CHALLENGE 1 >> Copy the rows starting at the one that contains "Segment this chart: for" and ending at the one that contains "x-tick-label: ANO 2008 [284,508,372,530]", leaving out the pictures.

§ §

Ahmed Abou Moslem Farag ( ; born 25 July 1981 in Cairo) is an Egyptian footballer currently playing as a left back.

Club career

Early career
Ahmed Abou Moslem started his career at Dina Farms in Egypt.  He was selected to represent the Egypt national under-20 football team in the 2001 FIFA World Youth Championship.  He helped Egypt win the bronze medal.  Due to his success, he joined El Ahly where he spent four years.

France move
Abou Moslem joined the French side Strasbourg in 2005.  In January 2009, Abou Moslem Joined French side AC Ajaccio for a six months loan deal.

European offers
Abou was close to signing to several European clubs during his time in France.  Strasbourg rejected offers from Crystal Palace, PAOK, and Hamburg SV.

Return to Egypt
In July 2009, Abou Moslem returned to Egypt. He joined Egyptian Premier League side Ismaily with a three years Contract. However, Abo Moslem failed to establish himself in the first team. Therefore, he terminated his contract with mutual consent after spending only one season at the club. On 1 July 2010, it was announced that Abou Moslem joined El-Entag El-Harby (a.k.a. Military Production). He penned a 3-year contract with the club.

§ §

CHALLENGE 2 >> According to the footballer biography, which French club did Abou Moslem join on loan in January 2009?

DATA SHOWN >>
§ §

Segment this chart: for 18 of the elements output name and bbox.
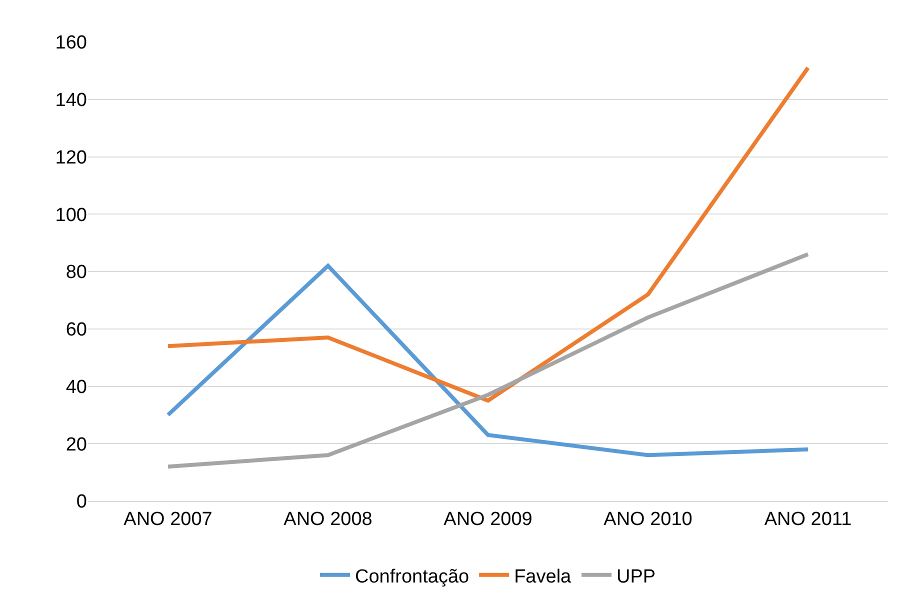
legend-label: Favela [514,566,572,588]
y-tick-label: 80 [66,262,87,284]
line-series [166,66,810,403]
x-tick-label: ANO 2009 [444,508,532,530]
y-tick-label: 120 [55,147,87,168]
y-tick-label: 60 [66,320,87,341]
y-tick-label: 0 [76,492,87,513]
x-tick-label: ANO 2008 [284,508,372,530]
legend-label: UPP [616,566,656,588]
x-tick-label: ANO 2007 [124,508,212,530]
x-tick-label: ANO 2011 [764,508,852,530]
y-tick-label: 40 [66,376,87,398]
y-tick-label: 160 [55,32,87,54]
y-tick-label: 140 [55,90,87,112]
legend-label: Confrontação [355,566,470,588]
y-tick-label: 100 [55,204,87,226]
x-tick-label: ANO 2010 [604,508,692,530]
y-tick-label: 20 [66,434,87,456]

§ §

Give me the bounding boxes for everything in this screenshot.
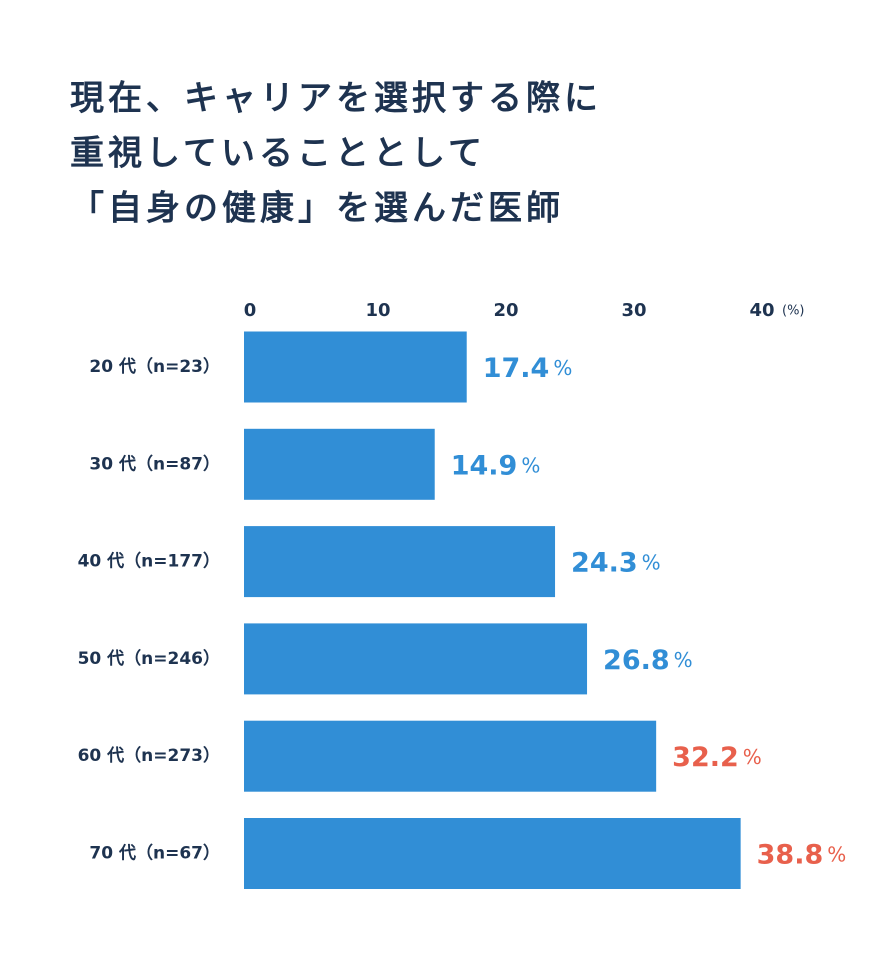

§ §

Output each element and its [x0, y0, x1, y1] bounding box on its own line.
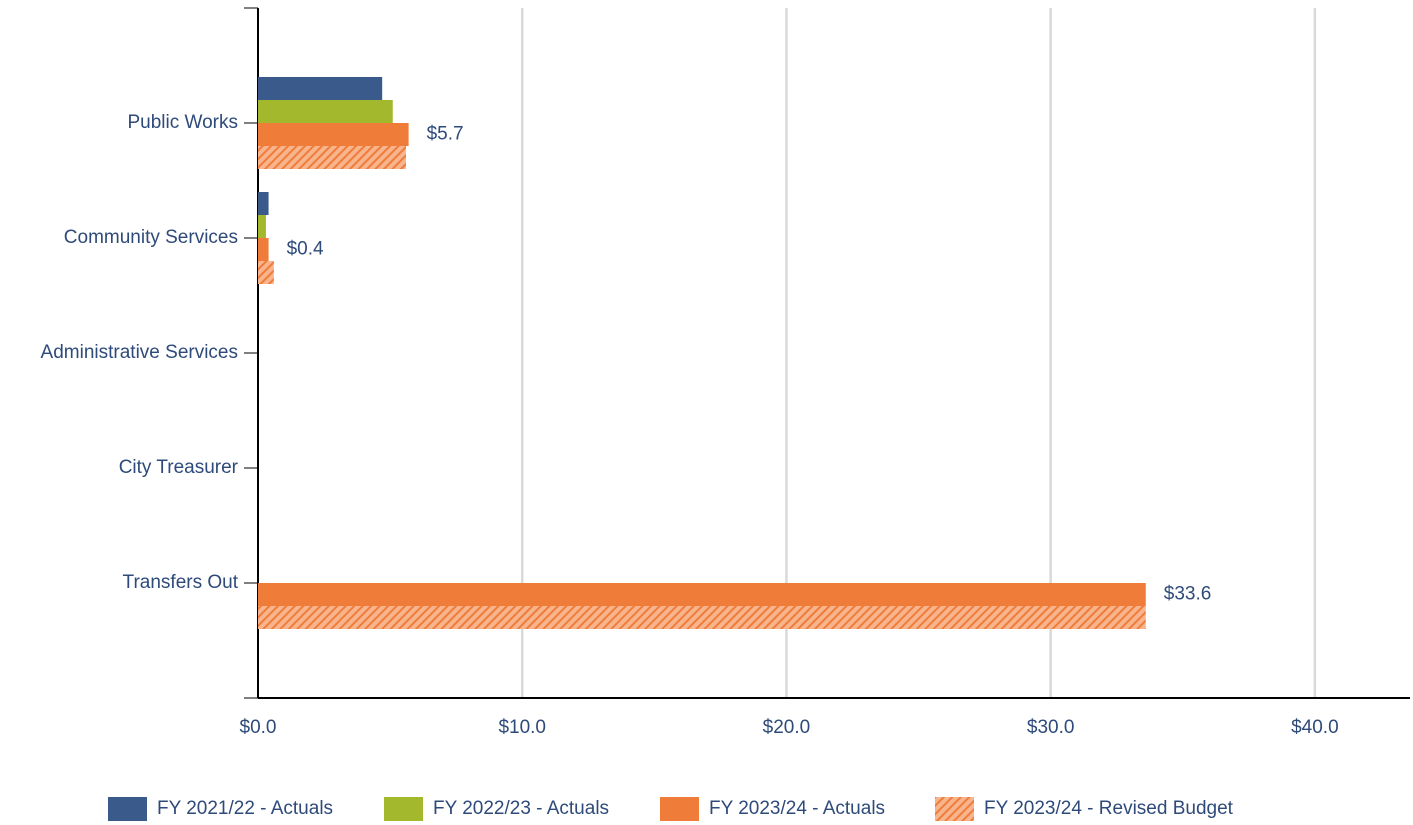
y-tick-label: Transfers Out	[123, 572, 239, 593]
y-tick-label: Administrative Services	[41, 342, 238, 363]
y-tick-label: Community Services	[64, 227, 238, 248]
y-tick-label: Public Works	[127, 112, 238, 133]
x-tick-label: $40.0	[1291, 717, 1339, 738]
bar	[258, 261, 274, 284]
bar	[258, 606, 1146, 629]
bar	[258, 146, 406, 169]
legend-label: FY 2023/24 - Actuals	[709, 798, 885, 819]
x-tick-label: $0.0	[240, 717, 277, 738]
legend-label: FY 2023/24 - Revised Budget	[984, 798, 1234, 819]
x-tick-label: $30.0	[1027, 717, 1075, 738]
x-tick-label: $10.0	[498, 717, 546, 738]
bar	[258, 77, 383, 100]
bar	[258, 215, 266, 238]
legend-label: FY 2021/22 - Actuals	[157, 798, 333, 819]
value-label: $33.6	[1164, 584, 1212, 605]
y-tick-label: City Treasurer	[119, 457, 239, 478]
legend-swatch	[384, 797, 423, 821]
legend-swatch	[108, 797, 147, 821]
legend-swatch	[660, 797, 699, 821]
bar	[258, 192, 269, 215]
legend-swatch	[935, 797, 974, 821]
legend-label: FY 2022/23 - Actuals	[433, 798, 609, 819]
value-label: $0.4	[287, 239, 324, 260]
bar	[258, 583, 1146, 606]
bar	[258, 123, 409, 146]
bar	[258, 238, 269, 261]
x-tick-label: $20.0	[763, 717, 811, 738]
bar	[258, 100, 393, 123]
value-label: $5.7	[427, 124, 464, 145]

§ §

FULL SOLUTION 1 >>
Segment this chart: for 18 of the elements output name and bbox.
legend-label: Favela [514,566,572,588]
y-tick-label: 80 [66,262,87,284]
line-series [166,66,810,403]
x-tick-label: ANO 2009 [444,508,532,530]
y-tick-label: 120 [55,147,87,168]
y-tick-label: 60 [66,320,87,341]
y-tick-label: 0 [76,492,87,513]
x-tick-label: ANO 2008 [284,508,372,530]

FULL SOLUTION 2 >> AC Ajaccio